> ESTRATTO DEL TESTO:
Cass. Sez. 3, n. 28388 del 8 luglio 2016 (CC 14 apr 2016)
Presidente: Rosi Estensore: Andreazza Imputato: Bondanini
Beni ambientali.Sequestro preventivo di struttura abusiva ultimata
In tema di sequestro preventivo per reati paesaggistici, la sola esistenza di una struttura abusiva ultimata non integra i requisiti della concretezza ed attualità del pericolo, in assenza di altri elementi idonei a dimostrare che la disponibilità e l'uso della stessa da parte del soggetto indagato o di terzi possano deteriorare ulteriormente l'ecosistema protetto dal vincolo ambientale e paesaggistico.
RITENUTO IN FATTO
1. B.R. ha proposto ricorso nei confronti della ordinanza del Tribunale del riesame di Roma che ha rigettato l'appello proposto nei confronti del provvedimento della Corte d'Appello di Roma di rigetto di istanza di revoca del sequestro preventivo di immobile per i reati di cui al D.P.R. n. 380 del 2001, art. 44, lett. c), e D.Lgs. n. 42 del 2004, art. 181.
2. Con un primo motivo lamenta l'inosservanza di norme processuali stabilite a pena di nullità deducendo in particolare che la Corte d'Appello di Roma ha trasmesso al Tribunale del riesame unicamente il provvedimento di rigetto e non anche tutta la documentazione relativa al procedimento amministrativo di sanatoria depositato presso la stessa Corte in data 02/04/2015 e che era finalizzata a dimostrare la compatibilità paesaggistica delle opere realizzate; sicchè il Tribunale avrebbe fatto miglior governo delle norme disponendo rinvio della causa onde sollecitare l'invio degli atti da parte della cancelleria della corte d'appello ovvero al fine di sollecitare alla stessa difesa la produzione della documentazione non allegata al ricorso introduttivo dinanzi al Tribunale del riesame.

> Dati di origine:
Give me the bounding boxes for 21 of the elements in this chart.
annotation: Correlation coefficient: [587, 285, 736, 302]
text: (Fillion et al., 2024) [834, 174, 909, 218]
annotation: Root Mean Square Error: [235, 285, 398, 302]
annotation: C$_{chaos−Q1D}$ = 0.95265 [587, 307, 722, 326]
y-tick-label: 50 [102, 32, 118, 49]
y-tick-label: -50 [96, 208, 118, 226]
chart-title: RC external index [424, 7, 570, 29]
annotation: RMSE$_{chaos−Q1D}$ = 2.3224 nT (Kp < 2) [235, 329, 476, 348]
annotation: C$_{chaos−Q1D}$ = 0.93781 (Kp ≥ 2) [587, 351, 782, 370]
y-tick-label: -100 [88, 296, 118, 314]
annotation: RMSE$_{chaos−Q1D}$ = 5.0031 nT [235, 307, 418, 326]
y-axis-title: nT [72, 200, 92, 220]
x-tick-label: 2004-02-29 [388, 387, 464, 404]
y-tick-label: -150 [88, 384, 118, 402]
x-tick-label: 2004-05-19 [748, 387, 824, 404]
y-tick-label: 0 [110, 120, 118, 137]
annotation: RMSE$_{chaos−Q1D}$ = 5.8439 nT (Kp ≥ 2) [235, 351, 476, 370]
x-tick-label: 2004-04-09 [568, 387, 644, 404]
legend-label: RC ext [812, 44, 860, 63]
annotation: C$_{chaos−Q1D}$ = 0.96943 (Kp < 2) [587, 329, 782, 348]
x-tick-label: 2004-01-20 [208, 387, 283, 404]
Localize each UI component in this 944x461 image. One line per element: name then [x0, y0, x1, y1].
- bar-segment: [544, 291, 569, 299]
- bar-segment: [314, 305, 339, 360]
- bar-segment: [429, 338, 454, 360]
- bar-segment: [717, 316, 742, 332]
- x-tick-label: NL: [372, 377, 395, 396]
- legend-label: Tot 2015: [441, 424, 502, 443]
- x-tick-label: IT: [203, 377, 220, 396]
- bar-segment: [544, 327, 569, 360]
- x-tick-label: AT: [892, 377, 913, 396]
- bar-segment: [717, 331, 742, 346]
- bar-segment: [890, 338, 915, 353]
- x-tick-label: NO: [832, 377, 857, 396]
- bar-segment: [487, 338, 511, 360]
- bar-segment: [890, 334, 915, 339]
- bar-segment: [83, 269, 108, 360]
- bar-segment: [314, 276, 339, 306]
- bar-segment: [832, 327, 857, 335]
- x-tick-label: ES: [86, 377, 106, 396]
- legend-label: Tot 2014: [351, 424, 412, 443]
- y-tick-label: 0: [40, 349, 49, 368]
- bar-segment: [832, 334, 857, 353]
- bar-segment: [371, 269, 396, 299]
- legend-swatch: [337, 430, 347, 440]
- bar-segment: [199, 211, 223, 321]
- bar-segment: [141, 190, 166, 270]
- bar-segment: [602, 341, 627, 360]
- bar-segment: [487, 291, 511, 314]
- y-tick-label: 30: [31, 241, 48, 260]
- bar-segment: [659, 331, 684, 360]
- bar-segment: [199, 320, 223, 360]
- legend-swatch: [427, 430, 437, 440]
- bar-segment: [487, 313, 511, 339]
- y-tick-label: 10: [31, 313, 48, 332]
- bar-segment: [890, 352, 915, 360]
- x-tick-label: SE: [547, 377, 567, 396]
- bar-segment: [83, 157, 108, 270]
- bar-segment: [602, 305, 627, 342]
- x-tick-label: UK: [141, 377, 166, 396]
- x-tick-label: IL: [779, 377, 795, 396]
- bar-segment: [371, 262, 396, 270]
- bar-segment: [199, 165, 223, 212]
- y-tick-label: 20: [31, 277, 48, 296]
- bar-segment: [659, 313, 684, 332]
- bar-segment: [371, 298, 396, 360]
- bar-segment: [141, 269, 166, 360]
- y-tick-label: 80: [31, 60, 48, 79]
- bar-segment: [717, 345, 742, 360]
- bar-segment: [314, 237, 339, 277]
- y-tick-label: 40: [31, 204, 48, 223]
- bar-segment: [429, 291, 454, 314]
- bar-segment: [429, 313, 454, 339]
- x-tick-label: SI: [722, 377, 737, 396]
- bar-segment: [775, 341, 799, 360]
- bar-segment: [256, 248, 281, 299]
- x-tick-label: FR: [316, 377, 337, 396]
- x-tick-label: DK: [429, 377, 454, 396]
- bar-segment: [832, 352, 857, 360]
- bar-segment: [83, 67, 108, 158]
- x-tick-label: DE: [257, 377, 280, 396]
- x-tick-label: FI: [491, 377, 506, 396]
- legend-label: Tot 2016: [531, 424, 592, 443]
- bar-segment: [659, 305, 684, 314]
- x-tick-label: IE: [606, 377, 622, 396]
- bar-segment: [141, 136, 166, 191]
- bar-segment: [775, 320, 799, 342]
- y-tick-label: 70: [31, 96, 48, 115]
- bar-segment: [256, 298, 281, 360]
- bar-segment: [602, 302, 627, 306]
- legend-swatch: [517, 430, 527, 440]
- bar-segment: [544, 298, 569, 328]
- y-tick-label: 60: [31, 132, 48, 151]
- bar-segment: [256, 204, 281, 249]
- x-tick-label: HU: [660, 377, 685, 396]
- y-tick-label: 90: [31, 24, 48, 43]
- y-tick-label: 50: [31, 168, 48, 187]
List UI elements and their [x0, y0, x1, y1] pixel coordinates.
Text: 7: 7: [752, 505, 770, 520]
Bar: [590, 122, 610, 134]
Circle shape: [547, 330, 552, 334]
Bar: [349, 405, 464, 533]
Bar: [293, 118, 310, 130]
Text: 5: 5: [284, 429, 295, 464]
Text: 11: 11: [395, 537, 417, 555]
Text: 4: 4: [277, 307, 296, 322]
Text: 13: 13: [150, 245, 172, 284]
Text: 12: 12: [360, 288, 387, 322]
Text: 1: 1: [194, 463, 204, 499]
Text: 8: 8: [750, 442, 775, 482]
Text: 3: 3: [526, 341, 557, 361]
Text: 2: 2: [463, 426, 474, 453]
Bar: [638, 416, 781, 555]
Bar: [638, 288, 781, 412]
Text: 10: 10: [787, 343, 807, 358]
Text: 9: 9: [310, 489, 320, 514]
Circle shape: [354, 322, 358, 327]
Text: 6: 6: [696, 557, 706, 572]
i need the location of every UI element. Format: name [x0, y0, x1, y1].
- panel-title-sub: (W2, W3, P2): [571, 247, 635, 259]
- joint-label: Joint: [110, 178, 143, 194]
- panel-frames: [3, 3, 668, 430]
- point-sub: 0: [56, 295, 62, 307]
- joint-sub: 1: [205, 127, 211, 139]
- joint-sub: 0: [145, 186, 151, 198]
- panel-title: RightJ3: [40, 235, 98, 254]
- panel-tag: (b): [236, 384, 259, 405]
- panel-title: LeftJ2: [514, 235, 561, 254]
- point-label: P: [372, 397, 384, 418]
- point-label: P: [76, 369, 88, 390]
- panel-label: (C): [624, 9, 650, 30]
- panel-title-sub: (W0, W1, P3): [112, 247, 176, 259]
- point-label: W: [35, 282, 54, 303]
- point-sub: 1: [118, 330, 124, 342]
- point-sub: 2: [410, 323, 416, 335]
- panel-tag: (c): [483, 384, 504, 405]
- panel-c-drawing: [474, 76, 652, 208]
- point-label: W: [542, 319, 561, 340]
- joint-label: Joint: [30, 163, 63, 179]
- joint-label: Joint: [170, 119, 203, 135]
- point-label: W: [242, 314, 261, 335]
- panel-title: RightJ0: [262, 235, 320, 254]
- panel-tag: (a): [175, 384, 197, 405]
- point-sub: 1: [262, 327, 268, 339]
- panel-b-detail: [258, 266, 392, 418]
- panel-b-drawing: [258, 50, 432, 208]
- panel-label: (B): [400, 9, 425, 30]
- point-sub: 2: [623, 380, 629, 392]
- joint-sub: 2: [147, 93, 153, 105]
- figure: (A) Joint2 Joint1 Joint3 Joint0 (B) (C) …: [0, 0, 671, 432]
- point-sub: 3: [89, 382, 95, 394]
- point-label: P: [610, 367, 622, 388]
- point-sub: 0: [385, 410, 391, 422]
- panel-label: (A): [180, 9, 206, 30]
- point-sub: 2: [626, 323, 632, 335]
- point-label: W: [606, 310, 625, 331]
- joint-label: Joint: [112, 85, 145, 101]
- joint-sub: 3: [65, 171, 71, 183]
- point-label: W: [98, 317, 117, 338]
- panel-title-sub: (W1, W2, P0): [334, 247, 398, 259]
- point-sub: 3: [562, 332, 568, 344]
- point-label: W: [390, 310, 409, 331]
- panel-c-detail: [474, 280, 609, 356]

> OBIETTIVO INDICATO:
Prosegui la sentenza della Cassazione sul sequestro preventivo dell'immobile, riprendendo subito dopo l'ultima frase riportata.

> PROBLEMA RISOLTO:
3. Con un secondo motivo lamenta poi la manifesta illogicità della motivazione; in particolare, atteso il regolare espletamento dell'iter amministrativo di regolarizzazione edilizia delle opere oggetto dell'imputazione si sarebbero dovute ritenere ormai mancanti le esigenze cautelari essendo stata la pena accessoria di demolizione irrogata dal giudice di prime cure superata dall'accertamento postumo di conformità edilizia espresso dalla P.a.; nè l'uso delle opere realizzate e sanate potrebbe essere tale da mettere a rischio il bene giuridico tutelato, essendo in ogni caso dovuta sul punto, per la necessità del requisito di attualità e concretezza della misura cautelare reale, una motivazione articolata da parte del giudice, nella specie del tutto mancante.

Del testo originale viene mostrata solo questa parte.